Pictures stay out of the copy; restate everything else in the material exactly.

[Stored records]
****************************************

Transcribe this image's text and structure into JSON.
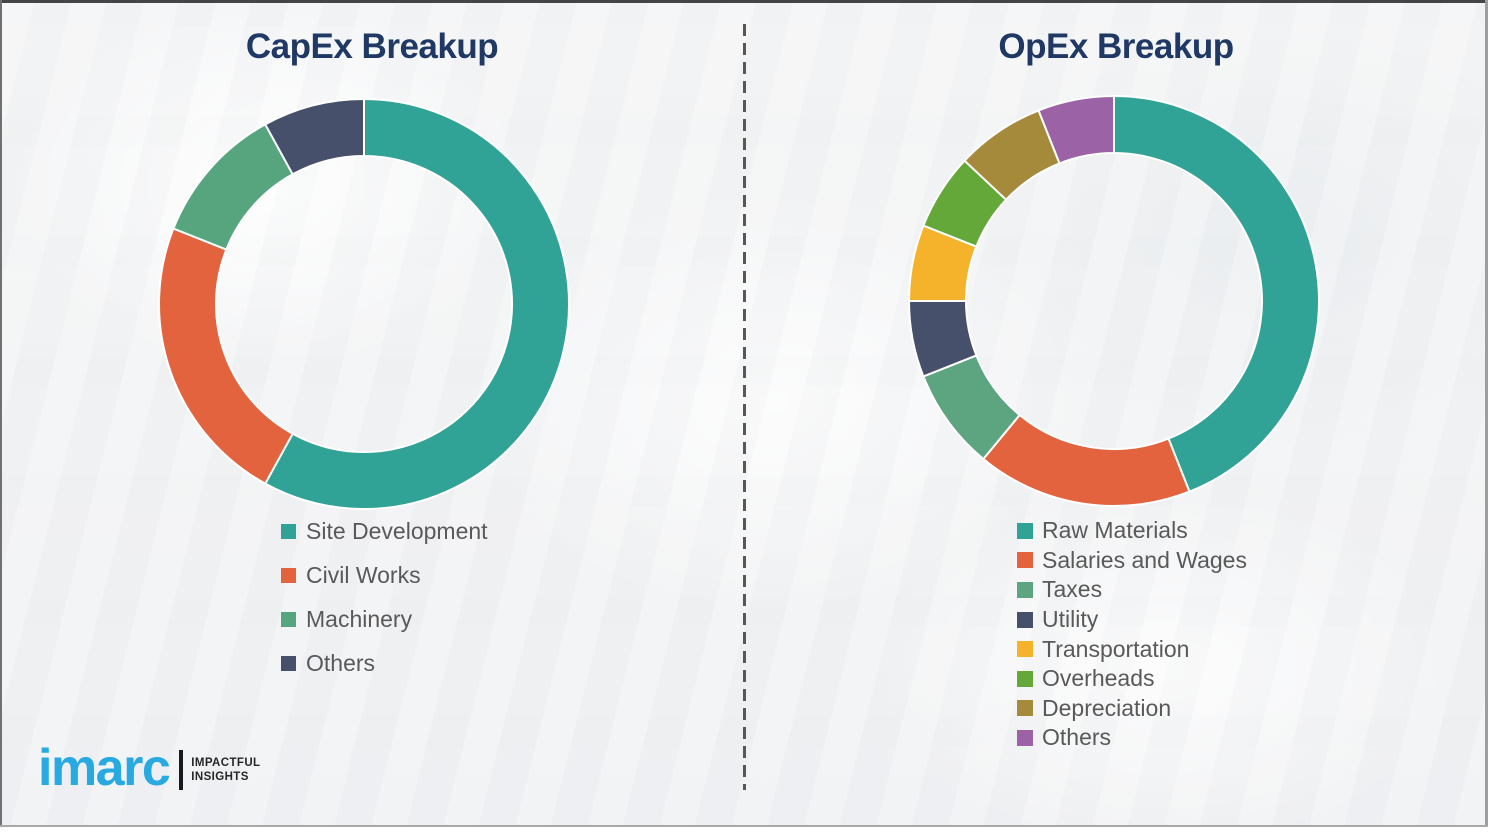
{
  "chart_data": [
    {
      "type": "pie",
      "subtype": "donut",
      "title": "CapEx Breakup",
      "labels": [
        "Site Development",
        "Civil Works",
        "Machinery",
        "Others"
      ],
      "values": [
        58,
        23,
        11,
        8
      ],
      "values_note": "percent, estimated from arc angles (no data labels shown)",
      "colors": [
        "#31A296",
        "#E2633E",
        "#57A57E",
        "#47506A"
      ],
      "start_angle_deg": 0,
      "direction": "clockwise",
      "legend_position": "below-left"
    },
    {
      "type": "pie",
      "subtype": "donut",
      "title": "OpEx Breakup",
      "labels": [
        "Raw Materials",
        "Salaries and Wages",
        "Taxes",
        "Utility",
        "Transportation",
        "Overheads",
        "Depreciation",
        "Others"
      ],
      "values": [
        44,
        17,
        8,
        6,
        6,
        6,
        7,
        6
      ],
      "values_note": "percent, estimated from arc angles (no data labels shown)",
      "colors": [
        "#31A296",
        "#E2633E",
        "#5CA580",
        "#47506A",
        "#F5B32C",
        "#63A838",
        "#A68A3C",
        "#9B62A5"
      ],
      "start_angle_deg": 0,
      "direction": "clockwise",
      "legend_position": "below-left"
    }
  ],
  "logo": {
    "brand": "imarc",
    "tagline_line1": "IMPACTFUL",
    "tagline_line2": "INSIGHTS"
  },
  "colors": {
    "title_text": "#1F3864",
    "legend_text": "#595959",
    "divider": "#575757",
    "logo_blue": "#29A9E1",
    "background": "#F2F3F4"
  }
}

****************************************

Expected answer
Transcribe this image's text and structure into JSON.
{
  "chart_data": [
    {
      "type": "pie",
      "subtype": "donut",
      "title": "CapEx Breakup",
      "labels": [
        "Site Development",
        "Civil Works",
        "Machinery",
        "Others"
      ],
      "values": [
        58,
        23,
        11,
        8
      ],
      "values_note": "percent, estimated from arc angles (no data labels shown)",
      "colors": [
        "#31A296",
        "#E2633E",
        "#57A57E",
        "#47506A"
      ],
      "start_angle_deg": 0,
      "direction": "clockwise",
      "legend_position": "below-left"
    },
    {
      "type": "pie",
      "subtype": "donut",
      "title": "OpEx Breakup",
      "labels": [
        "Raw Materials",
        "Salaries and Wages",
        "Taxes",
        "Utility",
        "Transportation",
        "Overheads",
        "Depreciation",
        "Others"
      ],
      "values": [
        44,
        17,
        8,
        6,
        6,
        6,
        7,
        6
      ],
      "values_note": "percent, estimated from arc angles (no data labels shown)",
      "colors": [
        "#31A296",
        "#E2633E",
        "#5CA580",
        "#47506A",
        "#F5B32C",
        "#63A838",
        "#A68A3C",
        "#9B62A5"
      ],
      "start_angle_deg": 0,
      "direction": "clockwise",
      "legend_position": "below-left"
    }
  ],
  "logo": {
    "brand": "imarc",
    "tagline_line1": "IMPACTFUL",
    "tagline_line2": "INSIGHTS"
  },
  "colors": {
    "title_text": "#1F3864",
    "legend_text": "#595959",
    "divider": "#575757",
    "logo_blue": "#29A9E1",
    "background": "#F2F3F4"
  }
}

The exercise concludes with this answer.